--- TEXT ---

Regex Beginner Tutorial: Master Regular Expressions

Published: June 7, 2026 · 14 min read

What is Regex and Why Learn It?
Basic Pattern Matching
Character Classes
Quantifiers: Repetition Made Easy
Anchors and Boundaries
Groups and Capturing
Lookahead and Lookbehind
Common Regex Patterns
Practical Examples

What is Regex and Why Learn It?

Regular expressions, commonly called regex or regexp, are powerful patterns used to match character combinations in text. They're indispensable tools for any developer, data scientist, or anyone who works with text processing.

From validating email addresses and form inputs to parsing log files and extracting data from documents, regex enables sophisticated text manipulation that would otherwise require complex parsing code. Once you master the basics, you'll find countless opportunities to automate repetitive text tasks.

--- RECORDED INFORMATION ---

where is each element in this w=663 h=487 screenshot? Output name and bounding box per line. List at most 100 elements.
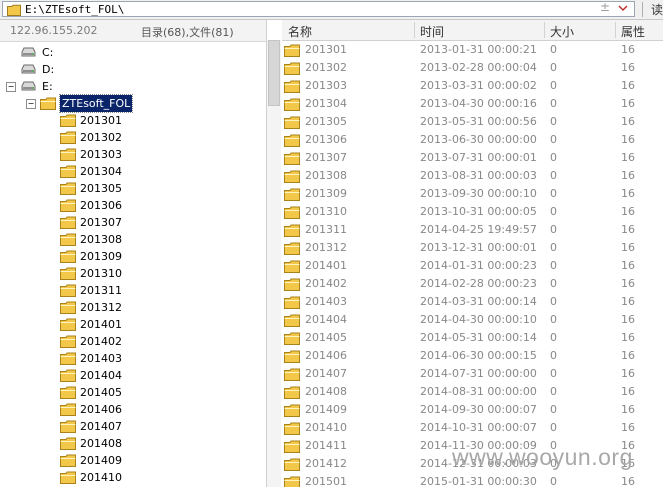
list-item[interactable]: 201312 2013-12-31 00:00:01 0 16 — [282, 239, 663, 257]
collapse-icon[interactable]: − — [26, 99, 36, 109]
column-divider[interactable] — [615, 22, 616, 38]
cell-attr: 16 — [621, 331, 635, 344]
list-item[interactable]: 201409 2014-09-30 00:00:07 0 16 — [282, 401, 663, 419]
cell-name: 201501 — [305, 475, 347, 487]
folder-icon — [60, 471, 76, 487]
list-item[interactable]: 201410 2014-10-31 00:00:07 0 16 — [282, 419, 663, 437]
list-item[interactable]: 201303 2013-03-31 00:00:02 0 16 — [282, 77, 663, 95]
list-item[interactable]: 201407 2014-07-31 00:00:00 0 16 — [282, 365, 663, 383]
cell-time: 2013-10-31 00:00:05 — [420, 205, 537, 218]
list-item[interactable]: 201310 2013-10-31 00:00:05 0 16 — [282, 203, 663, 221]
tree-folder-item[interactable]: 201302 — [58, 129, 266, 146]
tree-folder-item[interactable]: 201409 — [58, 452, 266, 469]
cell-name: 201401 — [305, 259, 347, 272]
tree-label: 201303 — [80, 148, 122, 161]
cell-size: 0 — [550, 169, 557, 182]
list-item[interactable]: 201403 2014-03-31 00:00:14 0 16 — [282, 293, 663, 311]
tree-folder-item[interactable]: 201407 — [58, 418, 266, 435]
toolbar-separator — [642, 2, 643, 17]
cell-size: 0 — [550, 295, 557, 308]
tree-scrollbar[interactable] — [267, 40, 281, 487]
tree-folder-item[interactable]: 201310 — [58, 265, 266, 282]
tree-drive-d[interactable]: D: — [4, 61, 266, 78]
cell-attr: 16 — [621, 61, 635, 74]
read-button[interactable]: 读 — [651, 1, 663, 18]
list-item[interactable]: 201307 2013-07-31 00:00:01 0 16 — [282, 149, 663, 167]
list-item[interactable]: 201406 2014-06-30 00:00:15 0 16 — [282, 347, 663, 365]
list-item[interactable]: 201404 2014-04-30 00:00:10 0 16 — [282, 311, 663, 329]
list-item[interactable]: 201308 2013-08-31 00:00:03 0 16 — [282, 167, 663, 185]
cell-attr: 16 — [621, 295, 635, 308]
cell-time: 2013-05-31 00:00:56 — [420, 115, 537, 128]
tree-folder-item[interactable]: 201301 — [58, 112, 266, 129]
list-item[interactable]: 201401 2014-01-31 00:00:23 0 16 — [282, 257, 663, 275]
cell-attr: 16 — [621, 169, 635, 182]
list-item[interactable]: 201501 2015-01-31 00:00:30 0 16 — [282, 473, 663, 487]
collapse-icon[interactable]: − — [6, 82, 16, 92]
cell-size: 0 — [550, 259, 557, 272]
list-item[interactable]: 201408 2014-08-31 00:00:00 0 16 — [282, 383, 663, 401]
tree-folder-item[interactable]: 201309 — [58, 248, 266, 265]
tree-folder-root[interactable]: − ZTEsoft_FOL — [24, 94, 266, 113]
column-time-header[interactable]: 时间 — [420, 23, 444, 40]
list-item[interactable]: 201311 2014-04-25 19:49:57 0 16 — [282, 221, 663, 239]
tree-label: 201309 — [80, 250, 122, 263]
tree-label: 201409 — [80, 454, 122, 467]
cell-time: 2014-09-30 00:00:07 — [420, 403, 537, 416]
column-divider[interactable] — [544, 22, 545, 38]
list-item[interactable]: 201301 2013-01-31 00:00:21 0 16 — [282, 41, 663, 59]
tree-label: 201311 — [80, 284, 122, 297]
tree-folder-item[interactable]: 201305 — [58, 180, 266, 197]
tree-folder-item[interactable]: 201410 — [58, 469, 266, 486]
tree-label: 201401 — [80, 318, 122, 331]
tree-folder-item[interactable]: 201401 — [58, 316, 266, 333]
cell-attr: 16 — [621, 43, 635, 56]
tree-label: 201405 — [80, 386, 122, 399]
tree-folder-item[interactable]: 201304 — [58, 163, 266, 180]
tree-folder-item[interactable]: 201311 — [58, 282, 266, 299]
cell-time: 2014-01-31 00:00:23 — [420, 259, 537, 272]
cell-name: 201411 — [305, 439, 347, 452]
list-item[interactable]: 201305 2013-05-31 00:00:56 0 16 — [282, 113, 663, 131]
column-size-header[interactable]: 大小 — [550, 23, 574, 40]
cell-attr: 16 — [621, 115, 635, 128]
cell-size: 0 — [550, 187, 557, 200]
tree-label: 201312 — [80, 301, 122, 314]
address-field[interactable]: E:\ZTEsoft_FOL\ — [2, 1, 635, 17]
add-icon[interactable]: ± — [600, 0, 610, 14]
cell-size: 0 — [550, 115, 557, 128]
list-item[interactable]: 201402 2014-02-28 00:00:23 0 16 — [282, 275, 663, 293]
tree-drive-c[interactable]: C: — [4, 44, 266, 61]
scrollbar-thumb[interactable] — [268, 40, 280, 106]
tree-folder-item[interactable]: 201406 — [58, 401, 266, 418]
tree-folder-item[interactable]: 201404 — [58, 367, 266, 384]
tree-folder-item[interactable]: 201405 — [58, 384, 266, 401]
tree-folder-item[interactable]: 201402 — [58, 333, 266, 350]
cell-attr: 16 — [621, 151, 635, 164]
cell-attr: 16 — [621, 79, 635, 92]
tree-folder-item[interactable]: 201303 — [58, 146, 266, 163]
cell-size: 0 — [550, 133, 557, 146]
tree-folder-item[interactable]: 201307 — [58, 214, 266, 231]
column-divider[interactable] — [414, 22, 415, 38]
column-name-header[interactable]: 名称 — [288, 23, 312, 40]
tree-drive-e[interactable]: − E: — [4, 78, 266, 95]
tree-folder-item[interactable]: 201403 — [58, 350, 266, 367]
cell-name: 201406 — [305, 349, 347, 362]
cell-size: 0 — [550, 349, 557, 362]
tree-folder-item[interactable]: 201306 — [58, 197, 266, 214]
list-item[interactable]: 201302 2013-02-28 00:00:04 0 16 — [282, 59, 663, 77]
list-item[interactable]: 201306 2013-06-30 00:00:00 0 16 — [282, 131, 663, 149]
cell-name: 201310 — [305, 205, 347, 218]
tree-folder-item[interactable]: 201312 — [58, 299, 266, 316]
cell-name: 201407 — [305, 367, 347, 380]
chevron-down-icon[interactable] — [618, 3, 628, 13]
cell-time: 2014-03-31 00:00:14 — [420, 295, 537, 308]
list-item[interactable]: 201309 2013-09-30 00:00:10 0 16 — [282, 185, 663, 203]
tree-folder-item[interactable]: 201408 — [58, 435, 266, 452]
tree-folder-item[interactable]: 201308 — [58, 231, 266, 248]
list-item[interactable]: 201304 2013-04-30 00:00:16 0 16 — [282, 95, 663, 113]
column-attr-header[interactable]: 属性 — [621, 23, 645, 40]
cell-name: 201303 — [305, 79, 347, 92]
list-item[interactable]: 201405 2014-05-31 00:00:14 0 16 — [282, 329, 663, 347]
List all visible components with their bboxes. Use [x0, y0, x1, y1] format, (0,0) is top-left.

---

TASK REQUIREMENTS =>
a - Rewrite the rows starting at the one containing "list-item[interactable]: 201312 2013-12-31" and ending at the one containing "list-item[interactable]: 201410 2014-10-31", swapping "folder-icon" for "directory-icon" and leaving everything else unchanged.
b - Write the next part of the regex beginner tutorial, picking up after its last paragraph.

ANSWER LIST =>
a -
list-item[interactable]: 201312 2013-12-31 00:00:01 0 16 — [282, 239, 663, 257]
collapse-icon[interactable]: − — [26, 99, 36, 109]
column-divider[interactable] — [615, 22, 616, 38]
cell-attr: 16 — [621, 331, 635, 344]
list-item[interactable]: 201409 2014-09-30 00:00:07 0 16 — [282, 401, 663, 419]
cell-name: 201501 — [305, 475, 347, 487]
directory-icon — [60, 471, 76, 487]
list-item[interactable]: 201410 2014-10-31 00:00:07 0 16 — [282, 419, 663, 437]

b -
Major programming languages support regex, including JavaScript, Python, Java, C#, Ruby, PHP, and Go. While syntax details vary slightly between languages, the core concepts remain consistent across all implementations.

Basic Pattern Matching

At its simplest, regex matches literal characters exactly. The pattern hello matches the string "hello" anywhere in the text.

Literal Characters

Pattern: cat
Matches: "cat", "catalog", "concatenate", "scattered"
Does not match: "Cat" (case-sensitive by default), "dog"

Special Characters (Metacharacters)

Certain characters have special meaning in regex:

. ^ $ * + ? { } [ ] \ | ( )

To match these literally, escape them with a backslash:

Pattern: 3\.14
Matches: "3.14"
Does not match: "3x14", "3,14"

Case-Insensitive Matching

Most regex implementations support flags to modify behavior:

// JavaScript
/hello/i  // matches hello, Hello, HELLO, HeLLo

// Python
import re
pattern = re.compile(r'hello', re.IGNORECASE)

Character Classes

Character classes let you match one character from a set of possibilities. They're created with square brackets.

Basic Character Class

Pattern: [aeiou]
Matches: any vowel (a, e, i, o, u)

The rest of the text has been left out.